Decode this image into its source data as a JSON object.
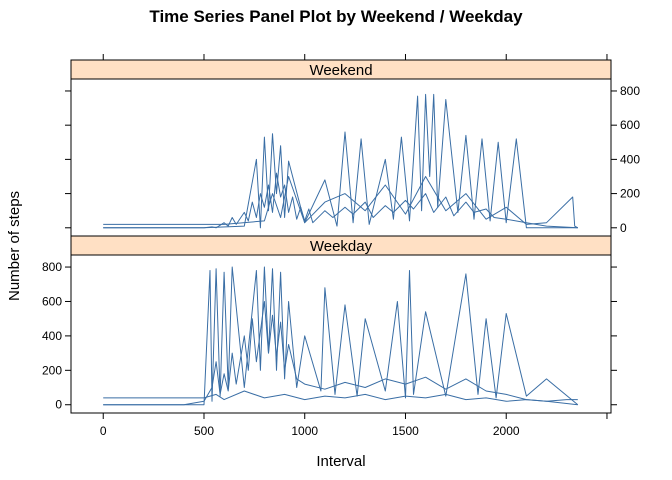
{
  "chart_data": {
    "type": "line",
    "title": "Time Series Panel Plot by Weekend / Weekday",
    "xlabel": "Interval",
    "ylabel": "Number of steps",
    "xlim": [
      -160,
      2520
    ],
    "ylim": [
      -48,
      870
    ],
    "x_ticks": [
      0,
      500,
      1000,
      1500,
      2000
    ],
    "y_ticks": [
      0,
      200,
      400,
      600,
      800
    ],
    "grid": false,
    "line_color": "#3a6ea5",
    "strip_color": "#ffe0c4",
    "panels": [
      {
        "label": "Weekend",
        "y_axis_side": "right",
        "series": [
          {
            "x": [
              0,
              400,
              500,
              540,
              560,
              600,
              620,
              640,
              660,
              700,
              720,
              740,
              760,
              780,
              800,
              820,
              840,
              860,
              880,
              900,
              920,
              940,
              960,
              980,
              1000,
              1020,
              1040,
              1100,
              1140,
              1200,
              1240,
              1300,
              1340,
              1400,
              1440,
              1500,
              1540,
              1600,
              1640,
              1700,
              1740,
              1800,
              1840,
              1900,
              1940,
              2000,
              2100,
              2200,
              2355
            ],
            "y": [
              0,
              0,
              0,
              5,
              0,
              30,
              10,
              60,
              20,
              90,
              40,
              150,
              60,
              200,
              120,
              250,
              90,
              320,
              180,
              250,
              90,
              180,
              50,
              120,
              40,
              110,
              30,
              100,
              60,
              120,
              80,
              150,
              60,
              130,
              90,
              160,
              110,
              200,
              90,
              180,
              70,
              150,
              90,
              110,
              60,
              50,
              30,
              10,
              0
            ]
          },
          {
            "x": [
              0,
              500,
              700,
              760,
              780,
              800,
              820,
              840,
              860,
              880,
              900,
              920,
              1000,
              1100,
              1160,
              1200,
              1240,
              1280,
              1320,
              1400,
              1440,
              1480,
              1520,
              1560,
              1580,
              1600,
              1620,
              1640,
              1660,
              1700,
              1760,
              1800,
              1840,
              1880,
              1920,
              1960,
              2000,
              2050,
              2100,
              2355
            ],
            "y": [
              0,
              0,
              10,
              400,
              0,
              530,
              100,
              550,
              200,
              480,
              60,
              390,
              30,
              280,
              10,
              560,
              30,
              520,
              20,
              400,
              50,
              530,
              40,
              770,
              100,
              780,
              300,
              780,
              120,
              750,
              90,
              540,
              50,
              520,
              40,
              500,
              30,
              520,
              0,
              0
            ]
          },
          {
            "x": [
              0,
              600,
              800,
              840,
              880,
              920,
              1000,
              1100,
              1200,
              1300,
              1400,
              1500,
              1600,
              1700,
              1800,
              1900,
              2000,
              2100,
              2200,
              2330,
              2340,
              2355
            ],
            "y": [
              20,
              20,
              40,
              200,
              60,
              300,
              30,
              150,
              200,
              100,
              250,
              80,
              300,
              100,
              200,
              50,
              120,
              20,
              30,
              180,
              10,
              0
            ]
          }
        ]
      },
      {
        "label": "Weekday",
        "y_axis_side": "left",
        "series": [
          {
            "x": [
              0,
              200,
              400,
              500,
              540,
              560,
              580,
              600,
              620,
              640,
              660,
              700,
              720,
              740,
              760,
              800,
              820,
              840,
              860,
              880,
              900,
              920,
              960,
              1000,
              1100,
              1200,
              1300,
              1400,
              1500,
              1600,
              1700,
              1800,
              1900,
              2000,
              2100,
              2200,
              2355
            ],
            "y": [
              0,
              0,
              0,
              20,
              100,
              250,
              60,
              180,
              80,
              300,
              120,
              400,
              200,
              500,
              250,
              600,
              300,
              520,
              280,
              480,
              200,
              350,
              150,
              120,
              90,
              130,
              100,
              150,
              120,
              160,
              90,
              150,
              80,
              60,
              30,
              20,
              0
            ]
          },
          {
            "x": [
              0,
              500,
              530,
              540,
              560,
              580,
              600,
              620,
              640,
              700,
              760,
              780,
              800,
              820,
              840,
              860,
              880,
              900,
              920,
              960,
              1000,
              1080,
              1100,
              1150,
              1200,
              1260,
              1300,
              1400,
              1460,
              1500,
              1520,
              1540,
              1600,
              1700,
              1800,
              1860,
              1900,
              1950,
              2000,
              2100,
              2200,
              2355
            ],
            "y": [
              0,
              0,
              780,
              20,
              790,
              50,
              770,
              100,
              800,
              100,
              780,
              200,
              800,
              300,
              790,
              200,
              770,
              150,
              600,
              100,
              400,
              80,
              680,
              60,
              580,
              50,
              500,
              80,
              600,
              40,
              780,
              60,
              540,
              50,
              760,
              60,
              500,
              40,
              530,
              50,
              150,
              0
            ]
          },
          {
            "x": [
              0,
              300,
              500,
              560,
              600,
              700,
              800,
              900,
              1000,
              1100,
              1200,
              1300,
              1400,
              1500,
              1600,
              1700,
              1800,
              1900,
              2000,
              2100,
              2200,
              2300,
              2355
            ],
            "y": [
              40,
              40,
              40,
              60,
              30,
              80,
              40,
              60,
              30,
              50,
              40,
              60,
              30,
              50,
              40,
              60,
              30,
              40,
              20,
              30,
              20,
              30,
              30
            ]
          }
        ]
      }
    ]
  }
}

::::::::

# [WHAT YOU WILL DO]
Search the records for the string "Weekend" and return every line in which it occurs.

# [PROBLEM SOLUTION]
    "title": "Time Series Panel Plot by Weekend / Weekday",
        "label": "Weekend",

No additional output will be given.